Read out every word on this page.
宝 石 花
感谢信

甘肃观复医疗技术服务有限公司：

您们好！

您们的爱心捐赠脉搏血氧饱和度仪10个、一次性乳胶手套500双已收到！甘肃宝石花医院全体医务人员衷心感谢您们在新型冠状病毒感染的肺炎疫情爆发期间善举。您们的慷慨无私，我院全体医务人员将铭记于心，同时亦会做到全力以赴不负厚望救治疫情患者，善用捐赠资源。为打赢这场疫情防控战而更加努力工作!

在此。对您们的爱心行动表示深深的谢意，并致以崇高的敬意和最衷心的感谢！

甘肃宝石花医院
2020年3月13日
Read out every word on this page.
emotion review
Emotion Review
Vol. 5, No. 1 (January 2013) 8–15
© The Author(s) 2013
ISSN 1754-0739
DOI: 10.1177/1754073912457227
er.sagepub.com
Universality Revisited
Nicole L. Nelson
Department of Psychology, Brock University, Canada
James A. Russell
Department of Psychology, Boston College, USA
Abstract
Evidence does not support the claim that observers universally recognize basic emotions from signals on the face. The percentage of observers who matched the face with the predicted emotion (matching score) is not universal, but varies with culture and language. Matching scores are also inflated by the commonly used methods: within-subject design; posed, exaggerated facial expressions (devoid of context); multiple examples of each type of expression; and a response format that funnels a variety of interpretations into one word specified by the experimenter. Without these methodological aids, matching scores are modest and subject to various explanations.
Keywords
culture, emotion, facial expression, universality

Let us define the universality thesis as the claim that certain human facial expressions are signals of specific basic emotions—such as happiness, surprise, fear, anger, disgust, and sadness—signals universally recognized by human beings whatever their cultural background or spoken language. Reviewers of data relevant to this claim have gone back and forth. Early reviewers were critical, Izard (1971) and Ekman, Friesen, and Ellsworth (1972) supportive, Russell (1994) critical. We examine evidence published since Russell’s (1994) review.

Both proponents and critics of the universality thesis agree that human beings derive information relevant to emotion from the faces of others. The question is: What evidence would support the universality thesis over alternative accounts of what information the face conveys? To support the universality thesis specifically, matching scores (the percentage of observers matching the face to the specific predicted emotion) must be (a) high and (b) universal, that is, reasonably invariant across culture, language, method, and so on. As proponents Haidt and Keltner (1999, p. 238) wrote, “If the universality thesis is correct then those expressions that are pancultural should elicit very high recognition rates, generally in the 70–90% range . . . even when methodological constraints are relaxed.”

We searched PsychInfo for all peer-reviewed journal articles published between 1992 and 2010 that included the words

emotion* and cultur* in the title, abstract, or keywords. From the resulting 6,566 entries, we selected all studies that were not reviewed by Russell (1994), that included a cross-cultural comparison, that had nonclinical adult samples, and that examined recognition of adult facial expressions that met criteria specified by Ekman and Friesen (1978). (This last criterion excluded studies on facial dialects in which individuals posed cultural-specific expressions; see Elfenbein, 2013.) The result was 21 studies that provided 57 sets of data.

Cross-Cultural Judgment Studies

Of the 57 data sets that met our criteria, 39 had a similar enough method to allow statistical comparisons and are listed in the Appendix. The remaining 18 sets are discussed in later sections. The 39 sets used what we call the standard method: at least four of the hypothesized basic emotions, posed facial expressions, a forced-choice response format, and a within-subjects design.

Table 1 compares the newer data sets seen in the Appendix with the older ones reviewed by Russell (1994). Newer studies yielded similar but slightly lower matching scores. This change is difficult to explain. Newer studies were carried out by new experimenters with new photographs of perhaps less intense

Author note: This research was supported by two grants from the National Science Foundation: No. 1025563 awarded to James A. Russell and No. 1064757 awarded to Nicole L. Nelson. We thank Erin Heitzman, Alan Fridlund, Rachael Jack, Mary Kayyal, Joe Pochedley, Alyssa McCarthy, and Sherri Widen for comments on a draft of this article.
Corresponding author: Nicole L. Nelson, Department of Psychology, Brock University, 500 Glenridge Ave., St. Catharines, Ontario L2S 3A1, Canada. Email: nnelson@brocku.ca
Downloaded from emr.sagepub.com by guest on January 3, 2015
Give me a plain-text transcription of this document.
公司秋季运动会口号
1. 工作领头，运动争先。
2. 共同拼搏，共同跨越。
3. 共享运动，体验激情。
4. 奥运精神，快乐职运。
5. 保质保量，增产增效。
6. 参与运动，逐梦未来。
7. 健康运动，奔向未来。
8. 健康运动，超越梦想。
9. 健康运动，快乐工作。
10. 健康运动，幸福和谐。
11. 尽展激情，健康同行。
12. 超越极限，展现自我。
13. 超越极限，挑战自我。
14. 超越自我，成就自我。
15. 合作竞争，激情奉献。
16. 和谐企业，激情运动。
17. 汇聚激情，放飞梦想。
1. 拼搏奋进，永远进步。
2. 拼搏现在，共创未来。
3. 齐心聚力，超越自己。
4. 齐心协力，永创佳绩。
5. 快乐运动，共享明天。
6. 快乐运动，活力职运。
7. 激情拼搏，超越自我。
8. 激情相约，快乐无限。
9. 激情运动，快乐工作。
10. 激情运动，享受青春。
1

→ Problem
Repeat the preceding lines exactly, please, every one of them.

→ Worked answer
Read out every word on this page.
宝 石 花
感谢信

甘肃观复医疗技术服务有限公司：

您们好！

您们的爱心捐赠脉搏血氧饱和度仪10个、一次性乳胶手套500双已收到！甘肃宝石花医院全体医务人员衷心感谢您们在新型冠状病毒感染的肺炎疫情爆发期间善举。您们的慷慨无私，我院全体医务人员将铭记于心，同时亦会做到全力以赴不负厚望救治疫情患者，善用捐赠资源。为打赢这场疫情防控战而更加努力工作!

在此。对您们的爱心行动表示深深的谢意，并致以崇高的敬意和最衷心的感谢！

甘肃宝石花医院
2020年3月13日
Read out every word on this page.
emotion review
Emotion Review
Vol. 5, No. 1 (January 2013) 8–15
© The Author(s) 2013
ISSN 1754-0739
DOI: 10.1177/1754073912457227
er.sagepub.com
Universality Revisited
Nicole L. Nelson
Department of Psychology, Brock University, Canada
James A. Russell
Department of Psychology, Boston College, USA
Abstract
Evidence does not support the claim that observers universally recognize basic emotions from signals on the face. The percentage of observers who matched the face with the predicted emotion (matching score) is not universal, but varies with culture and language. Matching scores are also inflated by the commonly used methods: within-subject design; posed, exaggerated facial expressions (devoid of context); multiple examples of each type of expression; and a response format that funnels a variety of interpretations into one word specified by the experimenter. Without these methodological aids, matching scores are modest and subject to various explanations.
Keywords
culture, emotion, facial expression, universality

Let us define the universality thesis as the claim that certain human facial expressions are signals of specific basic emotions—such as happiness, surprise, fear, anger, disgust, and sadness—signals universally recognized by human beings whatever their cultural background or spoken language. Reviewers of data relevant to this claim have gone back and forth. Early reviewers were critical, Izard (1971) and Ekman, Friesen, and Ellsworth (1972) supportive, Russell (1994) critical. We examine evidence published since Russell’s (1994) review.

Both proponents and critics of the universality thesis agree that human beings derive information relevant to emotion from the faces of others. The question is: What evidence would support the universality thesis over alternative accounts of what information the face conveys? To support the universality thesis specifically, matching scores (the percentage of observers matching the face to the specific predicted emotion) must be (a) high and (b) universal, that is, reasonably invariant across culture, language, method, and so on. As proponents Haidt and Keltner (1999, p. 238) wrote, “If the universality thesis is correct then those expressions that are pancultural should elicit very high recognition rates, generally in the 70–90% range . . . even when methodological constraints are relaxed.”

We searched PsychInfo for all peer-reviewed journal articles published between 1992 and 2010 that included the words

emotion* and cultur* in the title, abstract, or keywords. From the resulting 6,566 entries, we selected all studies that were not reviewed by Russell (1994), that included a cross-cultural comparison, that had nonclinical adult samples, and that examined recognition of adult facial expressions that met criteria specified by Ekman and Friesen (1978). (This last criterion excluded studies on facial dialects in which individuals posed cultural-specific expressions; see Elfenbein, 2013.) The result was 21 studies that provided 57 sets of data.

Cross-Cultural Judgment Studies

Of the 57 data sets that met our criteria, 39 had a similar enough method to allow statistical comparisons and are listed in the Appendix. The remaining 18 sets are discussed in later sections. The 39 sets used what we call the standard method: at least four of the hypothesized basic emotions, posed facial expressions, a forced-choice response format, and a within-subjects design.

Table 1 compares the newer data sets seen in the Appendix with the older ones reviewed by Russell (1994). Newer studies yielded similar but slightly lower matching scores. This change is difficult to explain. Newer studies were carried out by new experimenters with new photographs of perhaps less intense

Author note: This research was supported by two grants from the National Science Foundation: No. 1025563 awarded to James A. Russell and No. 1064757 awarded to Nicole L. Nelson. We thank Erin Heitzman, Alan Fridlund, Rachael Jack, Mary Kayyal, Joe Pochedley, Alyssa McCarthy, and Sherri Widen for comments on a draft of this article.
Corresponding author: Nicole L. Nelson, Department of Psychology, Brock University, 500 Glenridge Ave., St. Catharines, Ontario L2S 3A1, Canada. Email: nnelson@brocku.ca
Downloaded from emr.sagepub.com by guest on January 3, 2015
Give me a plain-text transcription of this document.
公司秋季运动会口号
1. 工作领头，运动争先。
2. 共同拼搏，共同跨越。
3. 共享运动，体验激情。
4. 奥运精神，快乐职运。
5. 保质保量，增产增效。
6. 参与运动，逐梦未来。
7. 健康运动，奔向未来。
8. 健康运动，超越梦想。
9. 健康运动，快乐工作。
10. 健康运动，幸福和谐。
11. 尽展激情，健康同行。
12. 超越极限，展现自我。
13. 超越极限，挑战自我。
14. 超越自我，成就自我。
15. 合作竞争，激情奉献。
16. 和谐企业，激情运动。
17. 汇聚激情，放飞梦想。
1. 拼搏奋进，永远进步。
2. 拼搏现在，共创未来。
3. 齐心聚力，超越自己。
4. 齐心协力，永创佳绩。
5. 快乐运动，共享明天。
6. 快乐运动，活力职运。
7. 激情拼搏，超越自我。
8. 激情相约，快乐无限。
9. 激情运动，快乐工作。
10. 激情运动，享受青春。
1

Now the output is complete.